(Records)
---*---

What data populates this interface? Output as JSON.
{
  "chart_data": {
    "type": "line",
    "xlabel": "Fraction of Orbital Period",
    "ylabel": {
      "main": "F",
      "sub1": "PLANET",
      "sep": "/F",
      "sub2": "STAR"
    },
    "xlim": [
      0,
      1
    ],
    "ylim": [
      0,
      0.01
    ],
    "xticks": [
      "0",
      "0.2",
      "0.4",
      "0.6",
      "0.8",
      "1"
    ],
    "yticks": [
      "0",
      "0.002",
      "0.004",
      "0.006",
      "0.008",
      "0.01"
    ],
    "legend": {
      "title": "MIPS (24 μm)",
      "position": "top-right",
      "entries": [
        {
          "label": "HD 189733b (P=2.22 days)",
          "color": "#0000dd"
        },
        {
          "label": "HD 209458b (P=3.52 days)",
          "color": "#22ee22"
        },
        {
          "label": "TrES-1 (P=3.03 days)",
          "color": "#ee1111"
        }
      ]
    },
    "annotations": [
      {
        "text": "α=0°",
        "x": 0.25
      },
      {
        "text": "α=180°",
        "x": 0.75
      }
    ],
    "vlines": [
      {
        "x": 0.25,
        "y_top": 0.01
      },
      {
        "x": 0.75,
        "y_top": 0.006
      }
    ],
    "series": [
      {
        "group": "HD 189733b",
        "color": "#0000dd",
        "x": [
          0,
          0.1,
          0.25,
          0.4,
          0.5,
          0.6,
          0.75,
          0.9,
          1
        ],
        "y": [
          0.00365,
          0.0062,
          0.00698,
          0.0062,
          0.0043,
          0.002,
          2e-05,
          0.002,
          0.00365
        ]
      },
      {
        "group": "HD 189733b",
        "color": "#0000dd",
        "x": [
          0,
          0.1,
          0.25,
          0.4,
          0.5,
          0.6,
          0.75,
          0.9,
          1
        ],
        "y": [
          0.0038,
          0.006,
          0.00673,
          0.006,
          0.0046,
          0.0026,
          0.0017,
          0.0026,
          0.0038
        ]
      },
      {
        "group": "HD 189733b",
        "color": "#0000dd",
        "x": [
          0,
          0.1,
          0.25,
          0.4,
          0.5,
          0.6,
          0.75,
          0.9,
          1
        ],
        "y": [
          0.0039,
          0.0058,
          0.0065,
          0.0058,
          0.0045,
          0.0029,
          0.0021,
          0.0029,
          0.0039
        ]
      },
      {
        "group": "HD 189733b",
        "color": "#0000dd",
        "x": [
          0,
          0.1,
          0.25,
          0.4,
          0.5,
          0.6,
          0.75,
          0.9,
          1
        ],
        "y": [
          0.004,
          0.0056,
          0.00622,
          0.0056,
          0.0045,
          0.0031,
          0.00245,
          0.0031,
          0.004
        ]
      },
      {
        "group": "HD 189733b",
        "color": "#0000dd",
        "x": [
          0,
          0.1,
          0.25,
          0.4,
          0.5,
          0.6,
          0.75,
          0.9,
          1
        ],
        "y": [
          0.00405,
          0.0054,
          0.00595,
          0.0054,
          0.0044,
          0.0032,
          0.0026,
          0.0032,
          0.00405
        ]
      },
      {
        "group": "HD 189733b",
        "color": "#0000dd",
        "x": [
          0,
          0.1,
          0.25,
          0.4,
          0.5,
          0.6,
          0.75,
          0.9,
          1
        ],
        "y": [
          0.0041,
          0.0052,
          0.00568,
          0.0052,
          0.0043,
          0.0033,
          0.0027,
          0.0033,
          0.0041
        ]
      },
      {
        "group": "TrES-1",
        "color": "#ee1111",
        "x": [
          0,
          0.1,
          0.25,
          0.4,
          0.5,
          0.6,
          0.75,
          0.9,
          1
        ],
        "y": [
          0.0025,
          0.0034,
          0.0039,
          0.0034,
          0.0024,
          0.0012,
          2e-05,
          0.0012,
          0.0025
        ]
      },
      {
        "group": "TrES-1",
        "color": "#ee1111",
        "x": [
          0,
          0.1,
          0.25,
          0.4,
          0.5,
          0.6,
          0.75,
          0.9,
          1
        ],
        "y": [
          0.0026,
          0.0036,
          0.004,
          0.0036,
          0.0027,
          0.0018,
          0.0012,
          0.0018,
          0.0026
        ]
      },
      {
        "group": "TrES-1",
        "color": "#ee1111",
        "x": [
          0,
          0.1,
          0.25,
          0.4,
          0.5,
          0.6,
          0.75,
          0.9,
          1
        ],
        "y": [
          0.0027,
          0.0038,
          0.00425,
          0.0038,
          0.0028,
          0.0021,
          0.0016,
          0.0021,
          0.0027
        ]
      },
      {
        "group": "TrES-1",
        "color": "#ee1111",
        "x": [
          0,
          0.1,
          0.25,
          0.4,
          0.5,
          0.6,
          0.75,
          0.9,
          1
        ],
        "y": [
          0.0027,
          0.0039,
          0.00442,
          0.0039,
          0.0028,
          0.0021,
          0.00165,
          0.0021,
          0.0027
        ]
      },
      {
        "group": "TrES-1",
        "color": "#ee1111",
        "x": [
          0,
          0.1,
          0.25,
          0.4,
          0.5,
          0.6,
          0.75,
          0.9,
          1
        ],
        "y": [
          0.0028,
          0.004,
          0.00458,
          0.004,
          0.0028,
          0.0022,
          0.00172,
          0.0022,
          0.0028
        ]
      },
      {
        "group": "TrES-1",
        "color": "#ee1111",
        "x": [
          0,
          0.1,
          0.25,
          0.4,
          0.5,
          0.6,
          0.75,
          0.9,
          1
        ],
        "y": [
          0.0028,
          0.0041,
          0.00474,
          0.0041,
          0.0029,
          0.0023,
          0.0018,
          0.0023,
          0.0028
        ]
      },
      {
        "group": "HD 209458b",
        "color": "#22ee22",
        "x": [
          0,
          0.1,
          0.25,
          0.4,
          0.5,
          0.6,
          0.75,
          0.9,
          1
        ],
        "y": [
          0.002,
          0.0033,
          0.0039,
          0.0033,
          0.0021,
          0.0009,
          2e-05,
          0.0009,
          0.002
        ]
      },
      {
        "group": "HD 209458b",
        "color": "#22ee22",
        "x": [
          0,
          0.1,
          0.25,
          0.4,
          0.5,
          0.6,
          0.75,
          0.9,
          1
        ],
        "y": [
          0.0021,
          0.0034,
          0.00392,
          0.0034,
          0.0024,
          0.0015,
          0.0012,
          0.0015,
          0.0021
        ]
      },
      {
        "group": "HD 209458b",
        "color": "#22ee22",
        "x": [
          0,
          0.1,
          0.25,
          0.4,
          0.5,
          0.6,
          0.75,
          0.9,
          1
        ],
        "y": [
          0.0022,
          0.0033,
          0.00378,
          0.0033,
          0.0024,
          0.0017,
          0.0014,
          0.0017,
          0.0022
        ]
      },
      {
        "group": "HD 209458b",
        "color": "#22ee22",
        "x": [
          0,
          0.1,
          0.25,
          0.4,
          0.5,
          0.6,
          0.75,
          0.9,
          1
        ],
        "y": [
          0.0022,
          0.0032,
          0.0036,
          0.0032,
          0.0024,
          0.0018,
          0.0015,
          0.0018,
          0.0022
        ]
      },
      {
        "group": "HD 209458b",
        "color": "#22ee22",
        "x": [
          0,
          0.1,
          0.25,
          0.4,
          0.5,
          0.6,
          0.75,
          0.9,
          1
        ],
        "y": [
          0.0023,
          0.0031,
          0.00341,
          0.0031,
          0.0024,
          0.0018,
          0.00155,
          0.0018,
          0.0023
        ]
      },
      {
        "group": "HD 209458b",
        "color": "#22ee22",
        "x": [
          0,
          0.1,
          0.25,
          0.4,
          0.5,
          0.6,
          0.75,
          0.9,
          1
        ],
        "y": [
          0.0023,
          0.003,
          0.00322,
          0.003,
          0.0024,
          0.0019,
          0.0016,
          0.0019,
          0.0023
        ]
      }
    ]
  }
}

---*---

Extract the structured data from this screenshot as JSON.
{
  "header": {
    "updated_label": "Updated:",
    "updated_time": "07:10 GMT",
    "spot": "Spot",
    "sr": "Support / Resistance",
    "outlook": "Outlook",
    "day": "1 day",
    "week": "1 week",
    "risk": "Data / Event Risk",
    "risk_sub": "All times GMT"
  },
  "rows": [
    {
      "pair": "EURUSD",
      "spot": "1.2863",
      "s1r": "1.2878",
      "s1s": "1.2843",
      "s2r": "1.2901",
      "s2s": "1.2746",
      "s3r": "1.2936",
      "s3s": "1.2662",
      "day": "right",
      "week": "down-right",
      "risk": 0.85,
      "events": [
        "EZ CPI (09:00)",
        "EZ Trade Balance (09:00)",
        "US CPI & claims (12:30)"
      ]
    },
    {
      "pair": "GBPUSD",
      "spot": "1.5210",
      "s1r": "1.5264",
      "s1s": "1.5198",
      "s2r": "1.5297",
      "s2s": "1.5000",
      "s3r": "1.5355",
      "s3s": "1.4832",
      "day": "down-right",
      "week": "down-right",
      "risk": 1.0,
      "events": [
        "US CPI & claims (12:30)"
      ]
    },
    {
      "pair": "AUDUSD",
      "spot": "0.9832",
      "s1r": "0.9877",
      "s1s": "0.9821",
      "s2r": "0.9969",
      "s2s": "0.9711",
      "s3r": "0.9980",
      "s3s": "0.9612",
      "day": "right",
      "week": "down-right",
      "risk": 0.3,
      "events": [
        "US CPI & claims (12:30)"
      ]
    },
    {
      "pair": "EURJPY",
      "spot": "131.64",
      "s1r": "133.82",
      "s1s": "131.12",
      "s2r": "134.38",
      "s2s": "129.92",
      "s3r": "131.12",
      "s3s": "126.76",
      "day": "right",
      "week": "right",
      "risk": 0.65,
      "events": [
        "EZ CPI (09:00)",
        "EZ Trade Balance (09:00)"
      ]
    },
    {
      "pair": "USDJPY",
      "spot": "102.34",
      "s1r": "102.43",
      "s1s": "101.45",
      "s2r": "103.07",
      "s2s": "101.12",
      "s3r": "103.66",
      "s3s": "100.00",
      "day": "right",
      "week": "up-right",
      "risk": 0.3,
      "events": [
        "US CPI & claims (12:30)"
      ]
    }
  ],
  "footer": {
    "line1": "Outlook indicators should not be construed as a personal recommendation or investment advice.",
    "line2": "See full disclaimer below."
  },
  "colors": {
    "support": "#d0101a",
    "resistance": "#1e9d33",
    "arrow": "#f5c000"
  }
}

---*---

Copy every line above that includes the string "this".

The solution
What data populates this interface? Output as JSON.
Extract the structured data from this screenshot as JSON.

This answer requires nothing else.